### STATED PROBLEM
Using the material below, print a verbatim copy of every line from the one containing "Transcribe this image's" through the one containing "Serialize everything readable", inclusive, and omit the pictures.

### GIVEN INFORMATION

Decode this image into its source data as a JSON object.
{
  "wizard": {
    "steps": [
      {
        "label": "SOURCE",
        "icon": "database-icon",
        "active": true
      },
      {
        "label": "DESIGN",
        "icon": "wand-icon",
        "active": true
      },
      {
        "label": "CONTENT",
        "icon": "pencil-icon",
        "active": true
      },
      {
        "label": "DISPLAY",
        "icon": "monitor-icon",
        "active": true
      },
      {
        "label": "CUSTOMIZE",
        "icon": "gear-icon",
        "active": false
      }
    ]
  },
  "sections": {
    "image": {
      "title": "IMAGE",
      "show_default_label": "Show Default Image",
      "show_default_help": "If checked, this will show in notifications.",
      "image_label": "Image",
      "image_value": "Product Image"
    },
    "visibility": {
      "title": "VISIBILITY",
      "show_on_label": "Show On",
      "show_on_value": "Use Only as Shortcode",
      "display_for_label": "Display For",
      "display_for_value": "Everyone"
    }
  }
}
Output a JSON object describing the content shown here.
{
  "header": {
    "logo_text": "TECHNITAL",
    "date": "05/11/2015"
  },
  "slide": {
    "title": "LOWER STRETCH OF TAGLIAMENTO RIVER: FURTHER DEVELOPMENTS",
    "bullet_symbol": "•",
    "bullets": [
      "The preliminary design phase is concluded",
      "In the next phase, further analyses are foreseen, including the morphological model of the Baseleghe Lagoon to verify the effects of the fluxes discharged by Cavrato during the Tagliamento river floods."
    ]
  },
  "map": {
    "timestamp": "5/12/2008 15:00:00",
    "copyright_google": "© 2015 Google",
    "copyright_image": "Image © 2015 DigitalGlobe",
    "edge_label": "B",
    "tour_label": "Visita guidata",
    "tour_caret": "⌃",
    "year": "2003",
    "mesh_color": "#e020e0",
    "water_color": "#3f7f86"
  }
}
...
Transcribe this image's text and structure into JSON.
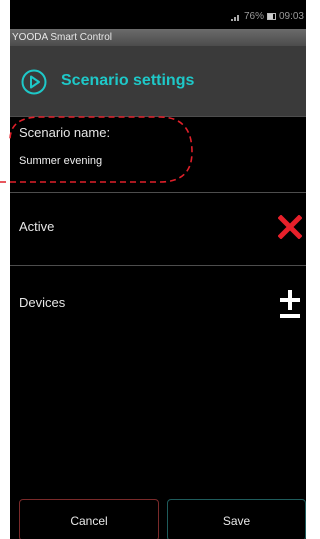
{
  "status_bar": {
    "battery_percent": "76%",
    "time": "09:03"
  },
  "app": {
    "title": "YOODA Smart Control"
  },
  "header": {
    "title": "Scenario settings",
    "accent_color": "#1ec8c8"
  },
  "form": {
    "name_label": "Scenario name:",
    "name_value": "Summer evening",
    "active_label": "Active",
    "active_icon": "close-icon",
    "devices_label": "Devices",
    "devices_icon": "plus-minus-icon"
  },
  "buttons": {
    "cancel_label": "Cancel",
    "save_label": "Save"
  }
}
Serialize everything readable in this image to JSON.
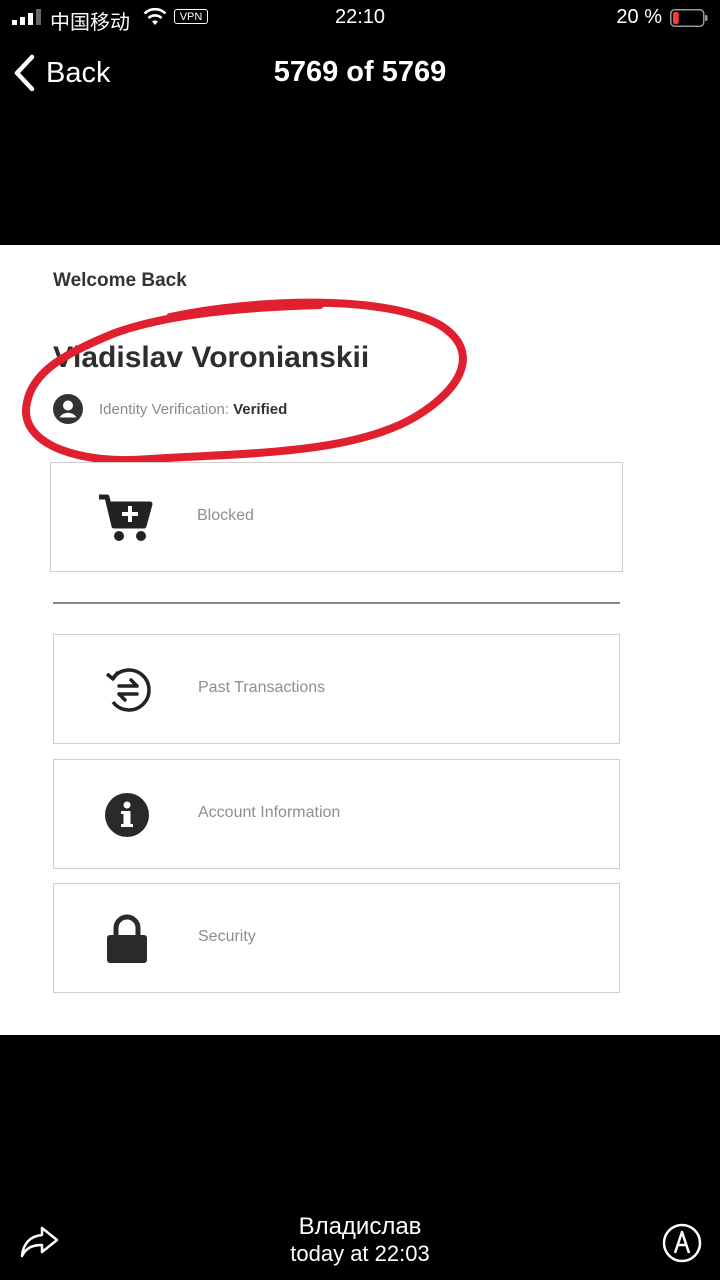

### FINAL ANSWER
Transcribe this image's text and structure into JSON.
{
  "status_bar": {
    "battery_percent": "76%",
    "time": "09:03"
  },
  "app": {
    "title": "YOODA Smart Control"
  },
  "header": {
    "title": "Scenario settings",
    "accent_color": "#1ec8c8"
  },
  "form": {
    "name_label": "Scenario name:",
    "name_value": "Summer evening",
    "active_label": "Active",
    "active_icon": "close-icon",
    "devices_label": "Devices",
    "devices_icon": "plus-minus-icon"
  },
  "buttons": {
    "cancel_label": "Cancel",
    "save_label": "Save"
  }
}
Serialize everything readable in this image to JSON.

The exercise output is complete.